Every line containing the string "product" is to be copied from the records.
**** DATASET ENTRIES ****
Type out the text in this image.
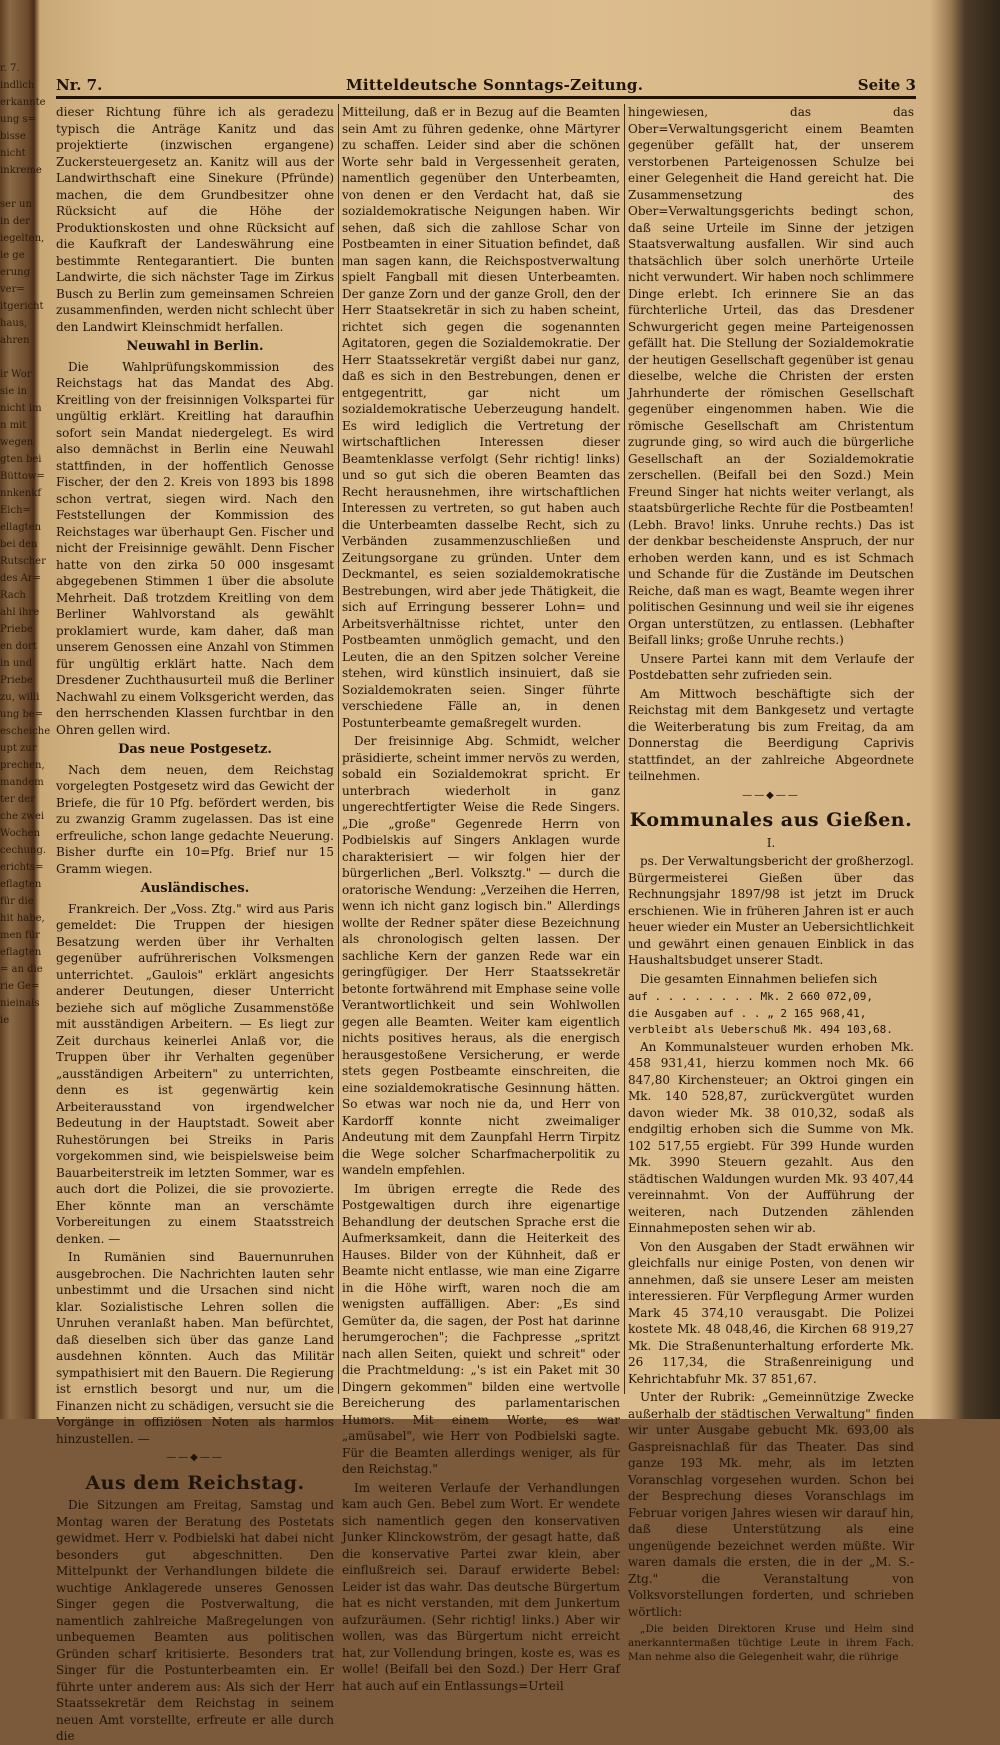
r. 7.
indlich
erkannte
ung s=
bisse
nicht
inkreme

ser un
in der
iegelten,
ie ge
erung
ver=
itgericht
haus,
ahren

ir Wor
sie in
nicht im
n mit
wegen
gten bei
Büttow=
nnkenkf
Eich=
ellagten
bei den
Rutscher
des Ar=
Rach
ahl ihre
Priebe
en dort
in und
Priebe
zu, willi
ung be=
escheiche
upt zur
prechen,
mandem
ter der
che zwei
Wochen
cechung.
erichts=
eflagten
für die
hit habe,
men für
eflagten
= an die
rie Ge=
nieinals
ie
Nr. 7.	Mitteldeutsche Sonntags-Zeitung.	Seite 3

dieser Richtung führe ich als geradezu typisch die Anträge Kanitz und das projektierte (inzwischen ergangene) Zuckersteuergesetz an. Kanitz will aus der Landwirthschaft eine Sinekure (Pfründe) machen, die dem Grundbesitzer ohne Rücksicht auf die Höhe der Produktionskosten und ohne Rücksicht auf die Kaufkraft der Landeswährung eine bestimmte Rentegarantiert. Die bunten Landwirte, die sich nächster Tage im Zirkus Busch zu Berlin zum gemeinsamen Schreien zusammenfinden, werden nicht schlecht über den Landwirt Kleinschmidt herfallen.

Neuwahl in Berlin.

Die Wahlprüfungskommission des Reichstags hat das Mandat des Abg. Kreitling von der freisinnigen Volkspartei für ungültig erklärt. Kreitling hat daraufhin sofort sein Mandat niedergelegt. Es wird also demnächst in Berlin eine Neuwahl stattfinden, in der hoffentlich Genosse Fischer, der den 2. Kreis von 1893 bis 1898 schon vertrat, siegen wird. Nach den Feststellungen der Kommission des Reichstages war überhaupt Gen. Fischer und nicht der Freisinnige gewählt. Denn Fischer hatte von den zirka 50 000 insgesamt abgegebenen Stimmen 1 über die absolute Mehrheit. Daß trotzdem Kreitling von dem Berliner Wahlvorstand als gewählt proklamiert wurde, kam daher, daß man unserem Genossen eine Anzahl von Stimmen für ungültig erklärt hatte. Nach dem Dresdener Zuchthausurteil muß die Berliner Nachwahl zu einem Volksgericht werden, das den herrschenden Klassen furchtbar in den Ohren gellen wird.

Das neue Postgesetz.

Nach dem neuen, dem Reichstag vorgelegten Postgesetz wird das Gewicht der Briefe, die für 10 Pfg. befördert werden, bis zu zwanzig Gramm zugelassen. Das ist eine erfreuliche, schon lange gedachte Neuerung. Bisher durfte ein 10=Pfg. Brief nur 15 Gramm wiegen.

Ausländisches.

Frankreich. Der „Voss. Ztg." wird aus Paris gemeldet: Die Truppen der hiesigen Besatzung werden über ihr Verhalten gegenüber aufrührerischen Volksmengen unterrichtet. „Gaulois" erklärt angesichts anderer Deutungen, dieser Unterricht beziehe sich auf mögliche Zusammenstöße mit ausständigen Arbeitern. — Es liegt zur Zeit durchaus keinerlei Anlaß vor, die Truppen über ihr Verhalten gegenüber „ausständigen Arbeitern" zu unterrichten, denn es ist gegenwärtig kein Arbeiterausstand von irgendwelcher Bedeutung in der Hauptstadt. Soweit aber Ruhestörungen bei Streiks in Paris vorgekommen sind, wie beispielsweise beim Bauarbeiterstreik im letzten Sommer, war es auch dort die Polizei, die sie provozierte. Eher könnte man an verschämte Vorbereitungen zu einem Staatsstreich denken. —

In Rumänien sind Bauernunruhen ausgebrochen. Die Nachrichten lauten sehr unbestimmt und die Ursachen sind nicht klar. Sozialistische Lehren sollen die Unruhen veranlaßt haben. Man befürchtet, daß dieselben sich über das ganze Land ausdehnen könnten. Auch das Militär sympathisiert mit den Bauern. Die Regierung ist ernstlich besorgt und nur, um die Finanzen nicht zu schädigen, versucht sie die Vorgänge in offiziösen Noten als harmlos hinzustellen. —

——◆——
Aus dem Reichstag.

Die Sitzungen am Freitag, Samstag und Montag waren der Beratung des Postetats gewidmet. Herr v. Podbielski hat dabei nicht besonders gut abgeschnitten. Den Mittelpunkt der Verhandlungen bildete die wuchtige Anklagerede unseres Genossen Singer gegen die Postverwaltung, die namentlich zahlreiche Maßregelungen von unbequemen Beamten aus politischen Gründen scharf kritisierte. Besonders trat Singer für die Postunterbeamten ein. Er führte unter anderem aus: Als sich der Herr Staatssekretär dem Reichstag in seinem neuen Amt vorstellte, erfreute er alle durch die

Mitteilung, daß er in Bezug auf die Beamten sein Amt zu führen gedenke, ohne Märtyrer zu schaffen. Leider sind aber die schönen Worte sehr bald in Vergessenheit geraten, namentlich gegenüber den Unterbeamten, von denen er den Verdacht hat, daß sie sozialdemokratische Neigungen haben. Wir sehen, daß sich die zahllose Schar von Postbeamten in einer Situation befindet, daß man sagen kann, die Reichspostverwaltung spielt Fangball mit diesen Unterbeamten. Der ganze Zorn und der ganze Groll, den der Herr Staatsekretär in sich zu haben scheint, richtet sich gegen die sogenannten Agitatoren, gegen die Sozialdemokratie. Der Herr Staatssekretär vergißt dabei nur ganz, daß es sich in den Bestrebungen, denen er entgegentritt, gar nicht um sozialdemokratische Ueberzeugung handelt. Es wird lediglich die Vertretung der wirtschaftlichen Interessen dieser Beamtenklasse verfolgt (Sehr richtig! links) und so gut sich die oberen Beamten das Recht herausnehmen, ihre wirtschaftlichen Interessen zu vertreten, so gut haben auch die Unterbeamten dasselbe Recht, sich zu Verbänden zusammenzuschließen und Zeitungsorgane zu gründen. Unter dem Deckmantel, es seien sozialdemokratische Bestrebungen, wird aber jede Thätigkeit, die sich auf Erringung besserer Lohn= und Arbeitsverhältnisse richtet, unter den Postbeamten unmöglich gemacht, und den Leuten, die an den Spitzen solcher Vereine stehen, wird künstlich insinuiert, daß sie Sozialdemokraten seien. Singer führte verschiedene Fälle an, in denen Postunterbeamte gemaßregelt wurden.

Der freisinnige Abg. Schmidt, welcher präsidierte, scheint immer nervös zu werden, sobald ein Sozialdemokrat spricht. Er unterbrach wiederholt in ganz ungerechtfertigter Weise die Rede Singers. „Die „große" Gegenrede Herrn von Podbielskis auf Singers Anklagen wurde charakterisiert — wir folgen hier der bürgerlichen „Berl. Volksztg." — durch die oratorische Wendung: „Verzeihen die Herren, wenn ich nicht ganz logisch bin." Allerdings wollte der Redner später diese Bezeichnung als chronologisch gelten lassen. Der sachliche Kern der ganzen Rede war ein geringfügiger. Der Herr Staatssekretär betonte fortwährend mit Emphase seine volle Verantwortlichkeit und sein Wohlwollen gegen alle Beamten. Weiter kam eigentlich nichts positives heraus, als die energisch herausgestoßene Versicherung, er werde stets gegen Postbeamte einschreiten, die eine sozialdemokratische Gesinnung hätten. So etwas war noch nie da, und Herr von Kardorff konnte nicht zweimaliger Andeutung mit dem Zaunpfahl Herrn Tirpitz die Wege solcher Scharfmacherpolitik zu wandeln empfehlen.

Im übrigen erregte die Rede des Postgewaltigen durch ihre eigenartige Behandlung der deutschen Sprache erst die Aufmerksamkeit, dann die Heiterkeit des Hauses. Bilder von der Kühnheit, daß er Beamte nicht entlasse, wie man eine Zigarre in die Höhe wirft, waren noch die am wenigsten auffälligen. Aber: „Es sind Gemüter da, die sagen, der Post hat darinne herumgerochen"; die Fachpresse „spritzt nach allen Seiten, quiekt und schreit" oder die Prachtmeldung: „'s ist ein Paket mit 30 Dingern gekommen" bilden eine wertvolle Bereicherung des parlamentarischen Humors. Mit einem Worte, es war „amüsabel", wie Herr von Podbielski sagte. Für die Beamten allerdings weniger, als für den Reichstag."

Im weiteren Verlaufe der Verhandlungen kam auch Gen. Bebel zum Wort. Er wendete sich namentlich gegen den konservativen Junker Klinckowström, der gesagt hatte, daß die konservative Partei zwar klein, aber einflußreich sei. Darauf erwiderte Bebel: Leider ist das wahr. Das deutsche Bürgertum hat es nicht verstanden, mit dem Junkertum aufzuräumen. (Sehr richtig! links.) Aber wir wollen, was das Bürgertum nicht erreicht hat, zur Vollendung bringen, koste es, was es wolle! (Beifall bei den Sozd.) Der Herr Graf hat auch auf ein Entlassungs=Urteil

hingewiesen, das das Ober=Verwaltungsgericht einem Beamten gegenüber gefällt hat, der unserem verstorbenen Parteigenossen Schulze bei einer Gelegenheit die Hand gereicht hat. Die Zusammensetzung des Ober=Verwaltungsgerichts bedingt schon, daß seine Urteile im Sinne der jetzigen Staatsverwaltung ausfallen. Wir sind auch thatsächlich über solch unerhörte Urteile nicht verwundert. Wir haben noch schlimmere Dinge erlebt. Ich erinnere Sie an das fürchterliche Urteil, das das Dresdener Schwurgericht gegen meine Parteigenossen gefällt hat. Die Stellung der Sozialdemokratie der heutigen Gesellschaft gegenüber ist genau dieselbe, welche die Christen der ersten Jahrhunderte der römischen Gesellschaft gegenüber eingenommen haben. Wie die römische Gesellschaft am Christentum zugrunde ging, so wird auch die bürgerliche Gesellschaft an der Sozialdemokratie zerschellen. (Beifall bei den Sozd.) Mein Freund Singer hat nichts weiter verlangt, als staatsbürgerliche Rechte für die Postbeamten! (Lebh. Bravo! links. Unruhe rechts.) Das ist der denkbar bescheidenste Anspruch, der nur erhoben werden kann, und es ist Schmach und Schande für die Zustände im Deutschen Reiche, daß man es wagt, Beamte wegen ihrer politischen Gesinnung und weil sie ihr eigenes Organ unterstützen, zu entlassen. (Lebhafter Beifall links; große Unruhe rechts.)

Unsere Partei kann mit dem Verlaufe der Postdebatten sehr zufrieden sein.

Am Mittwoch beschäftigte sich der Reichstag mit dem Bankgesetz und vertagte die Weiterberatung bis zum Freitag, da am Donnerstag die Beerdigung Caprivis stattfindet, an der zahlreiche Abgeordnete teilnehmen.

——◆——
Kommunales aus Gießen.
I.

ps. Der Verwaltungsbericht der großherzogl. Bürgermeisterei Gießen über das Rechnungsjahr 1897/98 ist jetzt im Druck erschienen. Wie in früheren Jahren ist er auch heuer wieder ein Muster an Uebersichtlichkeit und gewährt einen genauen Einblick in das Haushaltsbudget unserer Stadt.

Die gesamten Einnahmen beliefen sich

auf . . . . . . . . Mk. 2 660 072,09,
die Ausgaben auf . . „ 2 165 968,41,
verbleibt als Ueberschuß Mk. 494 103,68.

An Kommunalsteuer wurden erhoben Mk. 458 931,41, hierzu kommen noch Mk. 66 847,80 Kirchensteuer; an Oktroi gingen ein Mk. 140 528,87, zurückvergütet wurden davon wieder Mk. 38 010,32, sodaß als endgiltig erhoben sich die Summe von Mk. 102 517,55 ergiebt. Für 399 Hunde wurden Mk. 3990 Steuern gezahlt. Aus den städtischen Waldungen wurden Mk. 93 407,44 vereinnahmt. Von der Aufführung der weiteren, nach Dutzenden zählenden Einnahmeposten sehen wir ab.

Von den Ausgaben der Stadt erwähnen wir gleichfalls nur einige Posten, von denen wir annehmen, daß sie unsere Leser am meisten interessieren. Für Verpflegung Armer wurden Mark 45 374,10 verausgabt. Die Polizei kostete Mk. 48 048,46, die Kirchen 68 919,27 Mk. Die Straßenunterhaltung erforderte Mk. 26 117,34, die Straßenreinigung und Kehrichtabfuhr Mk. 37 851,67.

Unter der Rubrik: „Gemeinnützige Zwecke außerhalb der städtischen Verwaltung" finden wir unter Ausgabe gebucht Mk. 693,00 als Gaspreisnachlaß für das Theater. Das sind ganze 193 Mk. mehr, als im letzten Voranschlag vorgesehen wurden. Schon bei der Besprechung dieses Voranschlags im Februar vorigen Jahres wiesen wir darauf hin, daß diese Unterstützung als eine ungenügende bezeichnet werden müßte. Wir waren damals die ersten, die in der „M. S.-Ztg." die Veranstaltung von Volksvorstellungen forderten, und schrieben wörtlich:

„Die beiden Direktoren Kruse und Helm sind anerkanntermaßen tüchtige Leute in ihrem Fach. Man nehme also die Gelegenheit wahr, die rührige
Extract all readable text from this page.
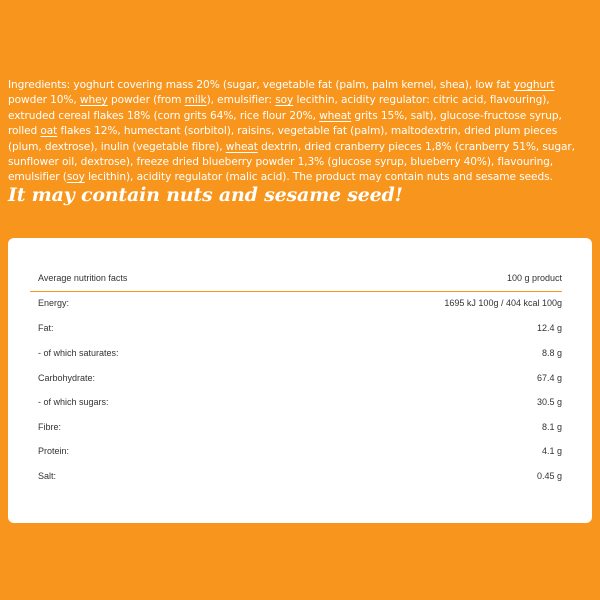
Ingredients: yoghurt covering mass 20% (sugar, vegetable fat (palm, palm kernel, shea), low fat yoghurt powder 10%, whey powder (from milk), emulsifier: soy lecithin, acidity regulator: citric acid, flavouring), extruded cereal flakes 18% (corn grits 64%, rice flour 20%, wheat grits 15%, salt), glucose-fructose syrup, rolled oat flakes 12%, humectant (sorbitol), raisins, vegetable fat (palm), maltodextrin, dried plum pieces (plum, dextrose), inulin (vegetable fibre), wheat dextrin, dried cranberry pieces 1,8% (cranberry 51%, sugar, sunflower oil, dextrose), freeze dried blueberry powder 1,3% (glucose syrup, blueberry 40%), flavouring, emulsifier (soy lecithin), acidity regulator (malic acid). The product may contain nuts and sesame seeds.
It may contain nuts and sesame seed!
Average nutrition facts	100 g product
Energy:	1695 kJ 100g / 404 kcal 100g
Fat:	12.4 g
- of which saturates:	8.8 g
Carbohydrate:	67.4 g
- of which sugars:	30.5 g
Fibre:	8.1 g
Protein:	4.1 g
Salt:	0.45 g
****
RESULT OF THE TASK ▸
Ingredients: yoghurt covering mass 20% (sugar, vegetable fat (palm, palm kernel, shea), low fat yoghurt powder 10%, whey powder (from milk), emulsifier: soy lecithin, acidity regulator: citric acid, flavouring), extruded cereal flakes 18% (corn grits 64%, rice flour 20%, wheat grits 15%, salt), glucose-fructose syrup, rolled oat flakes 12%, humectant (sorbitol), raisins, vegetable fat (palm), maltodextrin, dried plum pieces (plum, dextrose), inulin (vegetable fibre), wheat dextrin, dried cranberry pieces 1,8% (cranberry 51%, sugar, sunflower oil, dextrose), freeze dried blueberry powder 1,3% (glucose syrup, blueberry 40%), flavouring, emulsifier (soy lecithin), acidity regulator (malic acid). The product may contain nuts and sesame seeds.
Average nutrition facts	100 g product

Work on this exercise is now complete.